** BEGIN SOURCE MATERIAL **
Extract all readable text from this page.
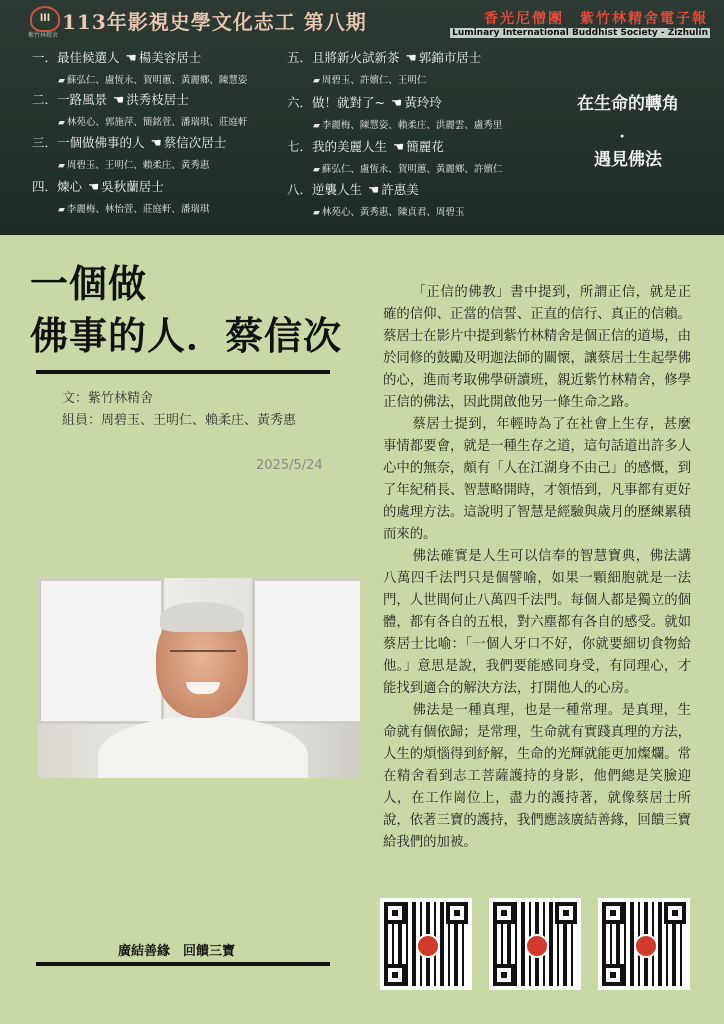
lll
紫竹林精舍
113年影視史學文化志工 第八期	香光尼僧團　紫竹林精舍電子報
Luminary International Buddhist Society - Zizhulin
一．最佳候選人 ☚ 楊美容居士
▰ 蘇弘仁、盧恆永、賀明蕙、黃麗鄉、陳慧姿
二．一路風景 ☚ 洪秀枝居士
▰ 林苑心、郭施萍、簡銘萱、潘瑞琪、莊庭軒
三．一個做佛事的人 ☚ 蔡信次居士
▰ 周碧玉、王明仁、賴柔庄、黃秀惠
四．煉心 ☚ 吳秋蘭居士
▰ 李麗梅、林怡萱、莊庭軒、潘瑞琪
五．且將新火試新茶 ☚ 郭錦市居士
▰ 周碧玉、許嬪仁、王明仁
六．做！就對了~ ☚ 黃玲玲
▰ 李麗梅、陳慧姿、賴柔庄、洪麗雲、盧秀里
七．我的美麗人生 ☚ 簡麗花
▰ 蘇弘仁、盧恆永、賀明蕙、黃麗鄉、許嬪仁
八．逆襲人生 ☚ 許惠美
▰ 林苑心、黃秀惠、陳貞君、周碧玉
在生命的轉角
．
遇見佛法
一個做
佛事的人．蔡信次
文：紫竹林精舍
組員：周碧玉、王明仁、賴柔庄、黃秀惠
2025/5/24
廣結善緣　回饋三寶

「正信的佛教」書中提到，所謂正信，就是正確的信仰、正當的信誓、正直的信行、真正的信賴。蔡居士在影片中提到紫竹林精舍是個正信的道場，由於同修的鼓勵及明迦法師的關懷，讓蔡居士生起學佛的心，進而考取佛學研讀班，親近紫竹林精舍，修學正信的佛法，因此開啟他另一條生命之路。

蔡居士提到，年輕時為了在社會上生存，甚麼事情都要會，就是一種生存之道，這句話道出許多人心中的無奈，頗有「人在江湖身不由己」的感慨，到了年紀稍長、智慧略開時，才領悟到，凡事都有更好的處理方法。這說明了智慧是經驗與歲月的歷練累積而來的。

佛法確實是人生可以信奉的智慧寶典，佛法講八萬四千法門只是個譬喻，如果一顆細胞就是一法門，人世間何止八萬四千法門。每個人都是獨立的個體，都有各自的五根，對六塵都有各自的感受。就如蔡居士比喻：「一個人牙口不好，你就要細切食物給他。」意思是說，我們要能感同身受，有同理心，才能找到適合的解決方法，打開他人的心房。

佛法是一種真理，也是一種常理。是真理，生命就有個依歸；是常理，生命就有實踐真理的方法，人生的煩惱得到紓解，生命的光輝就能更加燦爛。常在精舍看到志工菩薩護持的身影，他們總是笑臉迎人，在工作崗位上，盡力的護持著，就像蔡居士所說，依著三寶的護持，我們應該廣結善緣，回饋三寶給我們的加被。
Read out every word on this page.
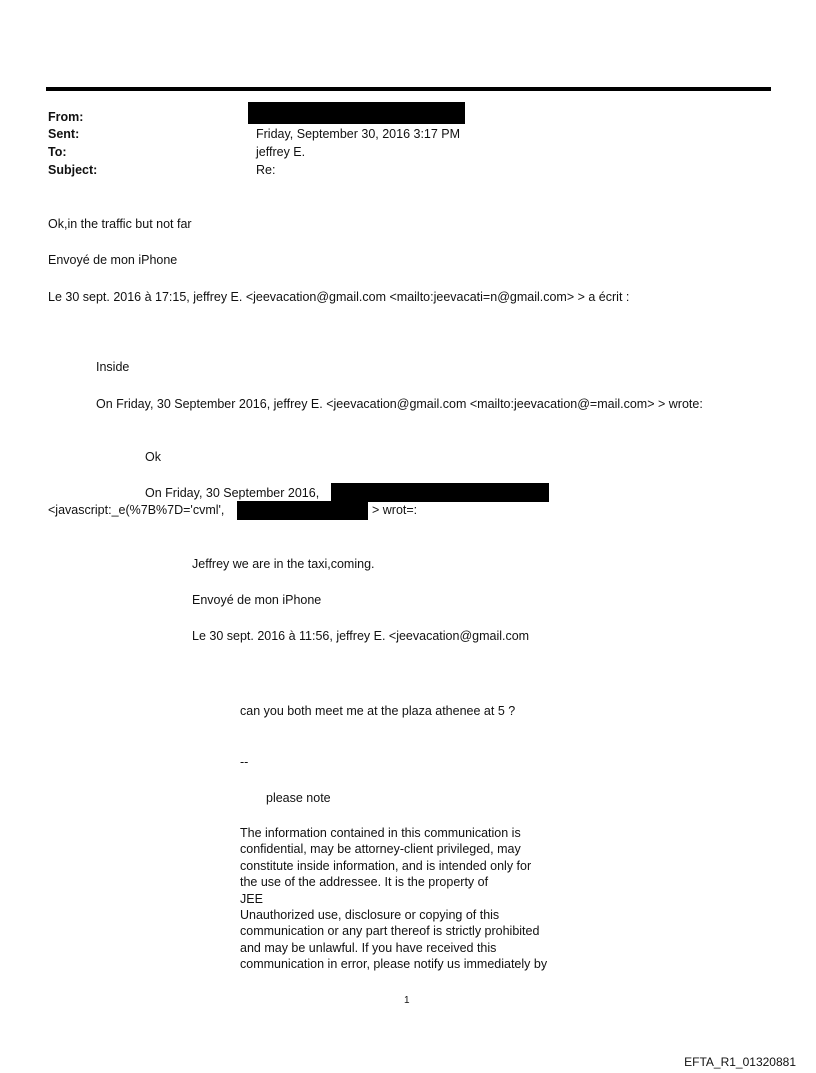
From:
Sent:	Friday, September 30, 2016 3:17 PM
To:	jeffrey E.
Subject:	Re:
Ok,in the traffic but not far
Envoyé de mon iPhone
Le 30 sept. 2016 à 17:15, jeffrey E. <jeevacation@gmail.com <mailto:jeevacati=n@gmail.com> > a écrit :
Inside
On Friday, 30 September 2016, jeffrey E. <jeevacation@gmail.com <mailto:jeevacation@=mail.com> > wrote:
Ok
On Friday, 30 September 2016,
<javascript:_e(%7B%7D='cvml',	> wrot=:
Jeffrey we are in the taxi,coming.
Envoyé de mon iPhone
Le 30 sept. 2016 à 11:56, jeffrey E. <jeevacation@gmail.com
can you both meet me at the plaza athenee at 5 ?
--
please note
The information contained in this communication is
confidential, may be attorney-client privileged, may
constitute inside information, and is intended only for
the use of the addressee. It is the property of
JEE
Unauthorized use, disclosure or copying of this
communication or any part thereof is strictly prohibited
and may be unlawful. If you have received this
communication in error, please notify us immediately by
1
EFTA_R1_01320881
** END SOURCE MATERIAL **
▸ **INSTRUCTIONS FOR THE TASK**
Copy the data exactly. Any picture it contains is to be omitted.

▸ **WORKED ANSWER**
Extract all readable text from this page.
lll
紫竹林精舍
113年影視史學文化志工 第八期	香光尼僧團　紫竹林精舍電子報
Luminary International Buddhist Society - Zizhulin
一．最佳候選人 ☚ 楊美容居士
▰ 蘇弘仁、盧恆永、賀明蕙、黃麗鄉、陳慧姿
二．一路風景 ☚ 洪秀枝居士
▰ 林苑心、郭施萍、簡銘萱、潘瑞琪、莊庭軒
三．一個做佛事的人 ☚ 蔡信次居士
▰ 周碧玉、王明仁、賴柔庄、黃秀惠
四．煉心 ☚ 吳秋蘭居士
▰ 李麗梅、林怡萱、莊庭軒、潘瑞琪
五．且將新火試新茶 ☚ 郭錦市居士
▰ 周碧玉、許嬪仁、王明仁
六．做！就對了~ ☚ 黃玲玲
▰ 李麗梅、陳慧姿、賴柔庄、洪麗雲、盧秀里
七．我的美麗人生 ☚ 簡麗花
▰ 蘇弘仁、盧恆永、賀明蕙、黃麗鄉、許嬪仁
八．逆襲人生 ☚ 許惠美
▰ 林苑心、黃秀惠、陳貞君、周碧玉
在生命的轉角
．
遇見佛法
一個做
佛事的人．蔡信次
文：紫竹林精舍
組員：周碧玉、王明仁、賴柔庄、黃秀惠
2025/5/24
廣結善緣　回饋三寶

「正信的佛教」書中提到，所謂正信，就是正確的信仰、正當的信誓、正直的信行、真正的信賴。蔡居士在影片中提到紫竹林精舍是個正信的道場，由於同修的鼓勵及明迦法師的關懷，讓蔡居士生起學佛的心，進而考取佛學研讀班，親近紫竹林精舍，修學正信的佛法，因此開啟他另一條生命之路。

蔡居士提到，年輕時為了在社會上生存，甚麼事情都要會，就是一種生存之道，這句話道出許多人心中的無奈，頗有「人在江湖身不由己」的感慨，到了年紀稍長、智慧略開時，才領悟到，凡事都有更好的處理方法。這說明了智慧是經驗與歲月的歷練累積而來的。

佛法確實是人生可以信奉的智慧寶典，佛法講八萬四千法門只是個譬喻，如果一顆細胞就是一法門，人世間何止八萬四千法門。每個人都是獨立的個體，都有各自的五根，對六塵都有各自的感受。就如蔡居士比喻：「一個人牙口不好，你就要細切食物給他。」意思是說，我們要能感同身受，有同理心，才能找到適合的解決方法，打開他人的心房。

佛法是一種真理，也是一種常理。是真理，生命就有個依歸；是常理，生命就有實踐真理的方法，人生的煩惱得到紓解，生命的光輝就能更加燦爛。常在精舍看到志工菩薩護持的身影，他們總是笑臉迎人，在工作崗位上，盡力的護持著，就像蔡居士所說，依著三寶的護持，我們應該廣結善緣，回饋三寶給我們的加被。
Read out every word on this page.
From:
Sent:	Friday, September 30, 2016 3:17 PM
To:	jeffrey E.
Subject:	Re:
Ok,in the traffic but not far
Envoyé de mon iPhone
Le 30 sept. 2016 à 17:15, jeffrey E. <jeevacation@gmail.com <mailto:jeevacati=n@gmail.com> > a écrit :
Inside
On Friday, 30 September 2016, jeffrey E. <jeevacation@gmail.com <mailto:jeevacation@=mail.com> > wrote:
Ok
On Friday, 30 September 2016,
<javascript:_e(%7B%7D='cvml',	> wrot=:
Jeffrey we are in the taxi,coming.
Envoyé de mon iPhone
Le 30 sept. 2016 à 11:56, jeffrey E. <jeevacation@gmail.com
can you both meet me at the plaza athenee at 5 ?
--
please note
The information contained in this communication is
confidential, may be attorney-client privileged, may
constitute inside information, and is intended only for
the use of the addressee. It is the property of
JEE
Unauthorized use, disclosure or copying of this
communication or any part thereof is strictly prohibited
and may be unlawful. If you have received this
communication in error, please notify us immediately by
1
EFTA_R1_01320881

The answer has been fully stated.